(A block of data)

⁂

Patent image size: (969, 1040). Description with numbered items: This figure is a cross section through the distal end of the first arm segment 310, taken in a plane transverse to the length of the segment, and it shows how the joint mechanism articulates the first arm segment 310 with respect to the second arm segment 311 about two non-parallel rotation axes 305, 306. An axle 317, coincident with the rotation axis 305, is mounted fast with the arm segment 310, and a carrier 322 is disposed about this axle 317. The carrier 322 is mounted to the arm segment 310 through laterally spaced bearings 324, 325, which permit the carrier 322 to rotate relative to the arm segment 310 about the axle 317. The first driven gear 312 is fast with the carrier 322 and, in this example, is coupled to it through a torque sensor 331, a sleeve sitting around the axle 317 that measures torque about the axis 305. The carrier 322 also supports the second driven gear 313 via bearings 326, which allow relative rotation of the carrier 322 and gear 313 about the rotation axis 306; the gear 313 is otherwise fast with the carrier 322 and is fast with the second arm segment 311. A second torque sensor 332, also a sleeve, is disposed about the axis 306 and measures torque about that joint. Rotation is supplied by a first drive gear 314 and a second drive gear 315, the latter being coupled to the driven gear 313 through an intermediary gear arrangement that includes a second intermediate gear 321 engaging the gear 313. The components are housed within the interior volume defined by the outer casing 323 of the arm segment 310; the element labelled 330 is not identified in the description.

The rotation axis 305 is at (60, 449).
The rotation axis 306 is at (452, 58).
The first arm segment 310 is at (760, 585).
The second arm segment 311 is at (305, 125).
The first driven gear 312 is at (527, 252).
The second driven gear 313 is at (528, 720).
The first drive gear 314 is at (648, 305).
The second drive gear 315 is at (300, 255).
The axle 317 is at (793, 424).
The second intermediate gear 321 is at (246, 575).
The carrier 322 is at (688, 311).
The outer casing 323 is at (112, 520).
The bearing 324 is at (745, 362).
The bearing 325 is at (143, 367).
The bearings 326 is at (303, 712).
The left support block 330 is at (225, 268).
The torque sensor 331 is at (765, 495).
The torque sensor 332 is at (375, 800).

⁂

§ Brief
Write out every row of the data block above again, word for word and without changes.

§ Solved problem
Patent image size: (969, 1040). Description with numbered items: This figure is a cross section through the distal end of the first arm segment 310, taken in a plane transverse to the length of the segment, and it shows how the joint mechanism articulates the first arm segment 310 with respect to the second arm segment 311 about two non-parallel rotation axes 305, 306. An axle 317, coincident with the rotation axis 305, is mounted fast with the arm segment 310, and a carrier 322 is disposed about this axle 317. The carrier 322 is mounted to the arm segment 310 through laterally spaced bearings 324, 325, which permit the carrier 322 to rotate relative to the arm segment 310 about the axle 317. The first driven gear 312 is fast with the carrier 322 and, in this example, is coupled to it through a torque sensor 331, a sleeve sitting around the axle 317 that measures torque about the axis 305. The carrier 322 also supports the second driven gear 313 via bearings 326, which allow relative rotation of the carrier 322 and gear 313 about the rotation axis 306; the gear 313 is otherwise fast with the carrier 322 and is fast with the second arm segment 311. A second torque sensor 332, also a sleeve, is disposed about the axis 306 and measures torque about that joint. Rotation is supplied by a first drive gear 314 and a second drive gear 315, the latter being coupled to the driven gear 313 through an intermediary gear arrangement that includes a second intermediate gear 321 engaging the gear 313. The components are housed within the interior volume defined by the outer casing 323 of the arm segment 310; the element labelled 330 is not identified in the description.

The rotation axis 305 is at (60, 449).
The rotation axis 306 is at (452, 58).
The first arm segment 310 is at (760, 585).
The second arm segment 311 is at (305, 125).
The first driven gear 312 is at (527, 252).
The second driven gear 313 is at (528, 720).
The first drive gear 314 is at (648, 305).
The second drive gear 315 is at (300, 255).
The axle 317 is at (793, 424).
The second intermediate gear 321 is at (246, 575).
The carrier 322 is at (688, 311).
The outer casing 323 is at (112, 520).
The bearing 324 is at (745, 362).
The bearing 325 is at (143, 367).
The bearings 326 is at (303, 712).
The left support block 330 is at (225, 268).
The torque sensor 331 is at (765, 495).
The torque sensor 332 is at (375, 800).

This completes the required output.